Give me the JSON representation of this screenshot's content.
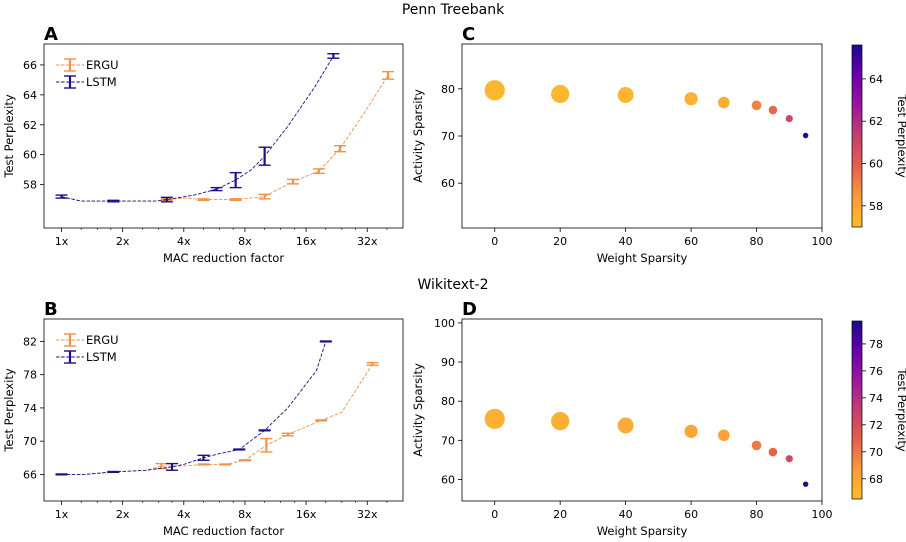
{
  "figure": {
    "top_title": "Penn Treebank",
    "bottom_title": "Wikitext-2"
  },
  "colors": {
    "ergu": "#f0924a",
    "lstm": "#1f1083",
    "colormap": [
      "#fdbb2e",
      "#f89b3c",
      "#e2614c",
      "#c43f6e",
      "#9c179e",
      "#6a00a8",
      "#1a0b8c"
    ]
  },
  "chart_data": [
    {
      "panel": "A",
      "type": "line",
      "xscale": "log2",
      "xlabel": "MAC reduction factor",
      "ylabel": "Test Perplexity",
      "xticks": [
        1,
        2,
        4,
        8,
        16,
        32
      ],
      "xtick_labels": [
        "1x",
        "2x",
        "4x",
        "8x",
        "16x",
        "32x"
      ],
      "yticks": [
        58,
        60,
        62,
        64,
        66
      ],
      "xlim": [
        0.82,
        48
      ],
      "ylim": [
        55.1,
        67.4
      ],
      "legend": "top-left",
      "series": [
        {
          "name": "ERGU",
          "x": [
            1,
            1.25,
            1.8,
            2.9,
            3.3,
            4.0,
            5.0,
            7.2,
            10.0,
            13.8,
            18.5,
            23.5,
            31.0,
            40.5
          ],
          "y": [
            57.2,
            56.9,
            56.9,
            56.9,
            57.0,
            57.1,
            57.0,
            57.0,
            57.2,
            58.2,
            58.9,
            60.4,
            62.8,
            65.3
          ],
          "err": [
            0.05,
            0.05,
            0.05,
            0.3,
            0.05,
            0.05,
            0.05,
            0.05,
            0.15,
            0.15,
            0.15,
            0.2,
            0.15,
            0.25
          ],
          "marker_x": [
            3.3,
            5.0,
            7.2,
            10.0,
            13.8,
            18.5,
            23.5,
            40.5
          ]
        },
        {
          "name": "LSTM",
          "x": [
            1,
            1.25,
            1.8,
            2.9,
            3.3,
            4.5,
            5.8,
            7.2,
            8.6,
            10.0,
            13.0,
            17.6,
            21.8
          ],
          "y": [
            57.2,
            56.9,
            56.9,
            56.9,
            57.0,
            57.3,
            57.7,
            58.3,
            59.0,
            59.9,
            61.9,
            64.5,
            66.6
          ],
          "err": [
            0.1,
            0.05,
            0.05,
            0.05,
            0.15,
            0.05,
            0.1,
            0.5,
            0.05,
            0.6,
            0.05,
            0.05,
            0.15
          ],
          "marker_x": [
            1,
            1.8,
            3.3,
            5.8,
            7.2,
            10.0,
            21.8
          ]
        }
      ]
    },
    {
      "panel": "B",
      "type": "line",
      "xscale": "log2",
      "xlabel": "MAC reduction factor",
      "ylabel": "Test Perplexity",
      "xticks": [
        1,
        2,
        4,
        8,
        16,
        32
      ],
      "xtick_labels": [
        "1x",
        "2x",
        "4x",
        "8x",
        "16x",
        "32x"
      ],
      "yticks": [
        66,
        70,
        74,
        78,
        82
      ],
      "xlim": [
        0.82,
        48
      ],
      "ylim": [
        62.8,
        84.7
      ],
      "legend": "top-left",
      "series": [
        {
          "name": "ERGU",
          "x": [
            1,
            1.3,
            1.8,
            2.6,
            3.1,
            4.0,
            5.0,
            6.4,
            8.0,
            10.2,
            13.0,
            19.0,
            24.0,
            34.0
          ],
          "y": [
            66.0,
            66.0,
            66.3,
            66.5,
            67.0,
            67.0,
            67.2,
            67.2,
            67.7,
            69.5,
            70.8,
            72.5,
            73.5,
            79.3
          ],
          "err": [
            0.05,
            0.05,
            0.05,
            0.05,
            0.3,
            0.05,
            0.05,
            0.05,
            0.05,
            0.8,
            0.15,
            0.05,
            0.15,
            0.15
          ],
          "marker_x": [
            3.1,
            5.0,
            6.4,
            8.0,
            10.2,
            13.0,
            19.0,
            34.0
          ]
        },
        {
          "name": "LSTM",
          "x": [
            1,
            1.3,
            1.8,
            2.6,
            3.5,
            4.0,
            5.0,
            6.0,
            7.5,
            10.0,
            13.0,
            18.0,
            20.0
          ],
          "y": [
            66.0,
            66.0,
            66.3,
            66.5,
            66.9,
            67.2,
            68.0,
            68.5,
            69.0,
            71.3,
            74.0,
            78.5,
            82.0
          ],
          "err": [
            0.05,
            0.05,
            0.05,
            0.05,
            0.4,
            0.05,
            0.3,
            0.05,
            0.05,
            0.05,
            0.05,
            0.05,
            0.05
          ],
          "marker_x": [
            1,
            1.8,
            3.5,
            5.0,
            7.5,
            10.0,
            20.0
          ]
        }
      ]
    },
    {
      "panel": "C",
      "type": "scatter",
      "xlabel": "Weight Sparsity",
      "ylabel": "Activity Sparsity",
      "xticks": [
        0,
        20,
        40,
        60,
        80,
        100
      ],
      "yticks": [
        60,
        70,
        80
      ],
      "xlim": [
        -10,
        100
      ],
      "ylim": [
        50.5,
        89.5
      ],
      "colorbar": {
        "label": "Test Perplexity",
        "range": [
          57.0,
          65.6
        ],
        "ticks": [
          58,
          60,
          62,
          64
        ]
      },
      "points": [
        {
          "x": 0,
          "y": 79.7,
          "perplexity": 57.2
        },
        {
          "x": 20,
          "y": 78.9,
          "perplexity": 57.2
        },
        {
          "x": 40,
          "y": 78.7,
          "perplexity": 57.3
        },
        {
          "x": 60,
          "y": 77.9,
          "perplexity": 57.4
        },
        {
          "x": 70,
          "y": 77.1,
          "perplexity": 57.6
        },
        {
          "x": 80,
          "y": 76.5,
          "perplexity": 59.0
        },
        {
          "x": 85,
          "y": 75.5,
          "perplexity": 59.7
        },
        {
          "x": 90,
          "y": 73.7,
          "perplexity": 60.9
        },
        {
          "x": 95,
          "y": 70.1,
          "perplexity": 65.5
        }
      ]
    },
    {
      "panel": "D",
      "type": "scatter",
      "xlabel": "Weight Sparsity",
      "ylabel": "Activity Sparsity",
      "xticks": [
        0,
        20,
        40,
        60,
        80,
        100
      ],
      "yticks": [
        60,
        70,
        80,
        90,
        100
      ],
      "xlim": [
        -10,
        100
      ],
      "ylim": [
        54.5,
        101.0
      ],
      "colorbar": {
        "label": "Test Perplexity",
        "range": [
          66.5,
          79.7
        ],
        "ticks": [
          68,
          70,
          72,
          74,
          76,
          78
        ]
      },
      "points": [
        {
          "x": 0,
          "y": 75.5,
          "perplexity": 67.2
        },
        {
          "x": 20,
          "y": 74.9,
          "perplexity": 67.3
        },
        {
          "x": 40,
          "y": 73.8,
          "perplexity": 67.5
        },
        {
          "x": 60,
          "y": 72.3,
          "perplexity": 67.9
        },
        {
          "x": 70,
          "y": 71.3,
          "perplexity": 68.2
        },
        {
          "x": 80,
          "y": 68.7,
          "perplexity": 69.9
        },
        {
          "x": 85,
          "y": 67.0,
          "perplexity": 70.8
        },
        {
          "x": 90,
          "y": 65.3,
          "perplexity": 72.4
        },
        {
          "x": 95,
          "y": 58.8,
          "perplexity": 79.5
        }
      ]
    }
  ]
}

==============================

What needs to be done>
Reproduce every line precisely as given, omitting all pictures.

Worked answer>
Give me the JSON representation of this screenshot's content.
{
  "figure": {
    "top_title": "Penn Treebank",
    "bottom_title": "Wikitext-2"
  },
  "colors": {
    "ergu": "#f0924a",
    "lstm": "#1f1083",
    "colormap": [
      "#fdbb2e",
      "#f89b3c",
      "#e2614c",
      "#c43f6e",
      "#9c179e",
      "#6a00a8",
      "#1a0b8c"
    ]
  },
  "chart_data": [
    {
      "panel": "A",
      "type": "line",
      "xscale": "log2",
      "xlabel": "MAC reduction factor",
      "ylabel": "Test Perplexity",
      "xticks": [
        1,
        2,
        4,
        8,
        16,
        32
      ],
      "xtick_labels": [
        "1x",
        "2x",
        "4x",
        "8x",
        "16x",
        "32x"
      ],
      "yticks": [
        58,
        60,
        62,
        64,
        66
      ],
      "xlim": [
        0.82,
        48
      ],
      "ylim": [
        55.1,
        67.4
      ],
      "legend": "top-left",
      "series": [
        {
          "name": "ERGU",
          "x": [
            1,
            1.25,
            1.8,
            2.9,
            3.3,
            4.0,
            5.0,
            7.2,
            10.0,
            13.8,
            18.5,
            23.5,
            31.0,
            40.5
          ],
          "y": [
            57.2,
            56.9,
            56.9,
            56.9,
            57.0,
            57.1,
            57.0,
            57.0,
            57.2,
            58.2,
            58.9,
            60.4,
            62.8,
            65.3
          ],
          "err": [
            0.05,
            0.05,
            0.05,
            0.3,
            0.05,
            0.05,
            0.05,
            0.05,
            0.15,
            0.15,
            0.15,
            0.2,
            0.15,
            0.25
          ],
          "marker_x": [
            3.3,
            5.0,
            7.2,
            10.0,
            13.8,
            18.5,
            23.5,
            40.5
          ]
        },
        {
          "name": "LSTM",
          "x": [
            1,
            1.25,
            1.8,
            2.9,
            3.3,
            4.5,
            5.8,
            7.2,
            8.6,
            10.0,
            13.0,
            17.6,
            21.8
          ],
          "y": [
            57.2,
            56.9,
            56.9,
            56.9,
            57.0,
            57.3,
            57.7,
            58.3,
            59.0,
            59.9,
            61.9,
            64.5,
            66.6
          ],
          "err": [
            0.1,
            0.05,
            0.05,
            0.05,
            0.15,
            0.05,
            0.1,
            0.5,
            0.05,
            0.6,
            0.05,
            0.05,
            0.15
          ],
          "marker_x": [
            1,
            1.8,
            3.3,
            5.8,
            7.2,
            10.0,
            21.8
          ]
        }
      ]
    },
    {
      "panel": "B",
      "type": "line",
      "xscale": "log2",
      "xlabel": "MAC reduction factor",
      "ylabel": "Test Perplexity",
      "xticks": [
        1,
        2,
        4,
        8,
        16,
        32
      ],
      "xtick_labels": [
        "1x",
        "2x",
        "4x",
        "8x",
        "16x",
        "32x"
      ],
      "yticks": [
        66,
        70,
        74,
        78,
        82
      ],
      "xlim": [
        0.82,
        48
      ],
      "ylim": [
        62.8,
        84.7
      ],
      "legend": "top-left",
      "series": [
        {
          "name": "ERGU",
          "x": [
            1,
            1.3,
            1.8,
            2.6,
            3.1,
            4.0,
            5.0,
            6.4,
            8.0,
            10.2,
            13.0,
            19.0,
            24.0,
            34.0
          ],
          "y": [
            66.0,
            66.0,
            66.3,
            66.5,
            67.0,
            67.0,
            67.2,
            67.2,
            67.7,
            69.5,
            70.8,
            72.5,
            73.5,
            79.3
          ],
          "err": [
            0.05,
            0.05,
            0.05,
            0.05,
            0.3,
            0.05,
            0.05,
            0.05,
            0.05,
            0.8,
            0.15,
            0.05,
            0.15,
            0.15
          ],
          "marker_x": [
            3.1,
            5.0,
            6.4,
            8.0,
            10.2,
            13.0,
            19.0,
            34.0
          ]
        },
        {
          "name": "LSTM",
          "x": [
            1,
            1.3,
            1.8,
            2.6,
            3.5,
            4.0,
            5.0,
            6.0,
            7.5,
            10.0,
            13.0,
            18.0,
            20.0
          ],
          "y": [
            66.0,
            66.0,
            66.3,
            66.5,
            66.9,
            67.2,
            68.0,
            68.5,
            69.0,
            71.3,
            74.0,
            78.5,
            82.0
          ],
          "err": [
            0.05,
            0.05,
            0.05,
            0.05,
            0.4,
            0.05,
            0.3,
            0.05,
            0.05,
            0.05,
            0.05,
            0.05,
            0.05
          ],
          "marker_x": [
            1,
            1.8,
            3.5,
            5.0,
            7.5,
            10.0,
            20.0
          ]
        }
      ]
    },
    {
      "panel": "C",
      "type": "scatter",
      "xlabel": "Weight Sparsity",
      "ylabel": "Activity Sparsity",
      "xticks": [
        0,
        20,
        40,
        60,
        80,
        100
      ],
      "yticks": [
        60,
        70,
        80
      ],
      "xlim": [
        -10,
        100
      ],
      "ylim": [
        50.5,
        89.5
      ],
      "colorbar": {
        "label": "Test Perplexity",
        "range": [
          57.0,
          65.6
        ],
        "ticks": [
          58,
          60,
          62,
          64
        ]
      },
      "points": [
        {
          "x": 0,
          "y": 79.7,
          "perplexity": 57.2
        },
        {
          "x": 20,
          "y": 78.9,
          "perplexity": 57.2
        },
        {
          "x": 40,
          "y": 78.7,
          "perplexity": 57.3
        },
        {
          "x": 60,
          "y": 77.9,
          "perplexity": 57.4
        },
        {
          "x": 70,
          "y": 77.1,
          "perplexity": 57.6
        },
        {
          "x": 80,
          "y": 76.5,
          "perplexity": 59.0
        },
        {
          "x": 85,
          "y": 75.5,
          "perplexity": 59.7
        },
        {
          "x": 90,
          "y": 73.7,
          "perplexity": 60.9
        },
        {
          "x": 95,
          "y": 70.1,
          "perplexity": 65.5
        }
      ]
    },
    {
      "panel": "D",
      "type": "scatter",
      "xlabel": "Weight Sparsity",
      "ylabel": "Activity Sparsity",
      "xticks": [
        0,
        20,
        40,
        60,
        80,
        100
      ],
      "yticks": [
        60,
        70,
        80,
        90,
        100
      ],
      "xlim": [
        -10,
        100
      ],
      "ylim": [
        54.5,
        101.0
      ],
      "colorbar": {
        "label": "Test Perplexity",
        "range": [
          66.5,
          79.7
        ],
        "ticks": [
          68,
          70,
          72,
          74,
          76,
          78
        ]
      },
      "points": [
        {
          "x": 0,
          "y": 75.5,
          "perplexity": 67.2
        },
        {
          "x": 20,
          "y": 74.9,
          "perplexity": 67.3
        },
        {
          "x": 40,
          "y": 73.8,
          "perplexity": 67.5
        },
        {
          "x": 60,
          "y": 72.3,
          "perplexity": 67.9
        },
        {
          "x": 70,
          "y": 71.3,
          "perplexity": 68.2
        },
        {
          "x": 80,
          "y": 68.7,
          "perplexity": 69.9
        },
        {
          "x": 85,
          "y": 67.0,
          "perplexity": 70.8
        },
        {
          "x": 90,
          "y": 65.3,
          "perplexity": 72.4
        },
        {
          "x": 95,
          "y": 58.8,
          "perplexity": 79.5
        }
      ]
    }
  ]
}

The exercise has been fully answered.